Task prompt. Word for word, print each line of the listing below; pictures stay out.

Start Working data

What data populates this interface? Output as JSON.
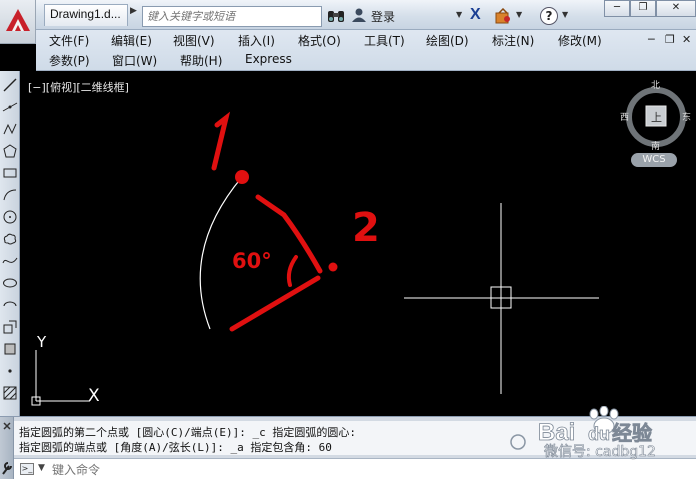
{
  "titlebar": {
    "doc_tab": "Drawing1.d...",
    "search_placeholder": "键入关键字或短语",
    "login_label": "登录",
    "icons": [
      "autocad-logo-icon",
      "binoculars-icon",
      "user-icon",
      "autodesk-x-icon",
      "exchange-icon",
      "help-icon"
    ],
    "window_buttons": [
      "minimize",
      "restore",
      "close"
    ]
  },
  "menubar": {
    "row1": [
      "文件(F)",
      "编辑(E)",
      "视图(V)",
      "插入(I)",
      "格式(O)",
      "工具(T)",
      "绘图(D)",
      "标注(N)",
      "修改(M)"
    ],
    "row2": [
      "参数(P)",
      "窗口(W)",
      "帮助(H)",
      "Express"
    ]
  },
  "viewport": {
    "label": "[−][俯视][二维线框]",
    "viewcube": {
      "north": "北",
      "south": "南",
      "east": "东",
      "west": "西",
      "top": "上"
    },
    "wcs": "WCS",
    "ucs": {
      "x": "X",
      "y": "Y"
    },
    "annotations": {
      "point1": "1",
      "point2": "2",
      "angle": "60°"
    },
    "colors": {
      "background": "#000000",
      "annotation": "#e01010",
      "arc": "#ffffff",
      "crosshair": "#ffffff"
    }
  },
  "command": {
    "history": [
      "指定圆弧的第二个点或 [圆心(C)/端点(E)]: _c 指定圆弧的圆心:",
      "指定圆弧的端点或 [角度(A)/弦长(L)]: _a 指定包含角: 60"
    ],
    "input_placeholder": "键入命令"
  },
  "watermark": {
    "brand": "Bai",
    "brand_mid": "du",
    "suffix": "经验",
    "credit": "微信号: cadbg12"
  }
}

End Working data

Task output.
What data populates this interface? Output as JSON.
{
  "titlebar": {
    "doc_tab": "Drawing1.d...",
    "search_placeholder": "键入关键字或短语",
    "login_label": "登录",
    "icons": [
      "autocad-logo-icon",
      "binoculars-icon",
      "user-icon",
      "autodesk-x-icon",
      "exchange-icon",
      "help-icon"
    ],
    "window_buttons": [
      "minimize",
      "restore",
      "close"
    ]
  },
  "menubar": {
    "row1": [
      "文件(F)",
      "编辑(E)",
      "视图(V)",
      "插入(I)",
      "格式(O)",
      "工具(T)",
      "绘图(D)",
      "标注(N)",
      "修改(M)"
    ],
    "row2": [
      "参数(P)",
      "窗口(W)",
      "帮助(H)",
      "Express"
    ]
  },
  "viewport": {
    "label": "[−][俯视][二维线框]",
    "viewcube": {
      "north": "北",
      "south": "南",
      "east": "东",
      "west": "西",
      "top": "上"
    },
    "wcs": "WCS",
    "ucs": {
      "x": "X",
      "y": "Y"
    },
    "annotations": {
      "point1": "1",
      "point2": "2",
      "angle": "60°"
    },
    "colors": {
      "background": "#000000",
      "annotation": "#e01010",
      "arc": "#ffffff",
      "crosshair": "#ffffff"
    }
  },
  "command": {
    "history": [
      "指定圆弧的第二个点或 [圆心(C)/端点(E)]: _c 指定圆弧的圆心:",
      "指定圆弧的端点或 [角度(A)/弦长(L)]: _a 指定包含角: 60"
    ],
    "input_placeholder": "键入命令"
  },
  "watermark": {
    "brand": "Bai",
    "brand_mid": "du",
    "suffix": "经验",
    "credit": "微信号: cadbg12"
  }
}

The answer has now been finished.